_Directive_. Quote the whole listing word for word. Do not include the pictures.

_Exercise input_.
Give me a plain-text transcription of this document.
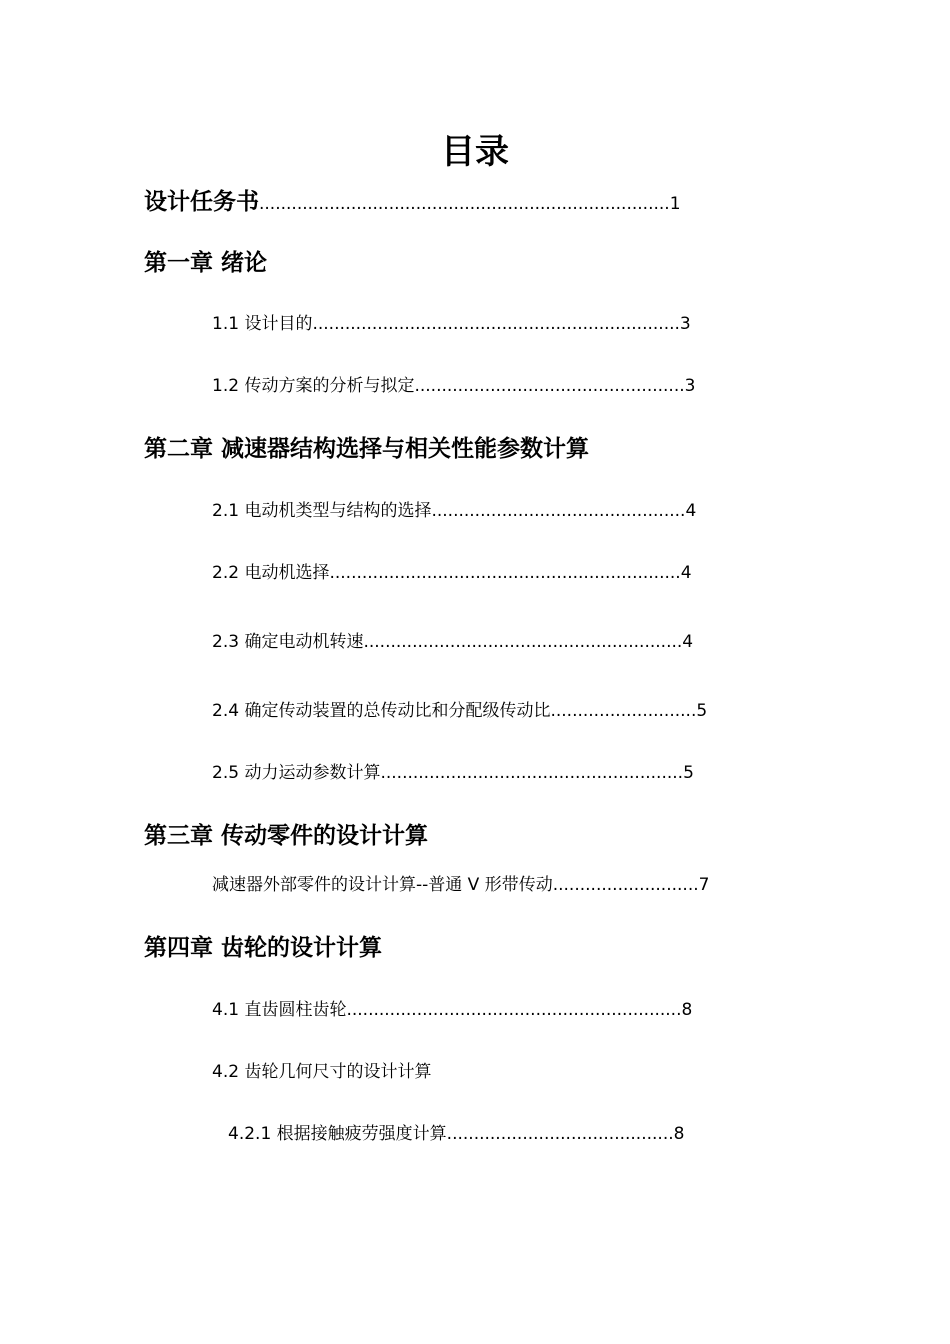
目录
设计任务书............................................................................1
第一章 绪论
1.1 设计目的....................................................................3
1.2 传动方案的分析与拟定..................................................3
第二章 减速器结构选择与相关性能参数计算
2.1 电动机类型与结构的选择...............................................4
2.2 电动机选择.................................................................4
2.3 确定电动机转速...........................................................4
2.4 确定传动装置的总传动比和分配级传动比...........................5
2.5 动力运动参数计算........................................................5
第三章 传动零件的设计计算
减速器外部零件的设计计算--普通 V 形带传动...........................7
第四章 齿轮的设计计算
4.1 直齿圆柱齿轮..............................................................8
4.2 齿轮几何尺寸的设计计算
4.2.1 根据接触疲劳强度计算..........................................8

_Answer below_.
Give me a plain-text transcription of this document.
目录
设计任务书............................................................................1
第一章 绪论
1.1 设计目的....................................................................3
1.2 传动方案的分析与拟定..................................................3
第二章 减速器结构选择与相关性能参数计算
2.1 电动机类型与结构的选择...............................................4
2.2 电动机选择.................................................................4
2.3 确定电动机转速...........................................................4
2.4 确定传动装置的总传动比和分配级传动比...........................5
2.5 动力运动参数计算........................................................5
第三章 传动零件的设计计算
减速器外部零件的设计计算--普通 V 形带传动...........................7
第四章 齿轮的设计计算
4.1 直齿圆柱齿轮..............................................................8
4.2 齿轮几何尺寸的设计计算
4.2.1 根据接触疲劳强度计算..........................................8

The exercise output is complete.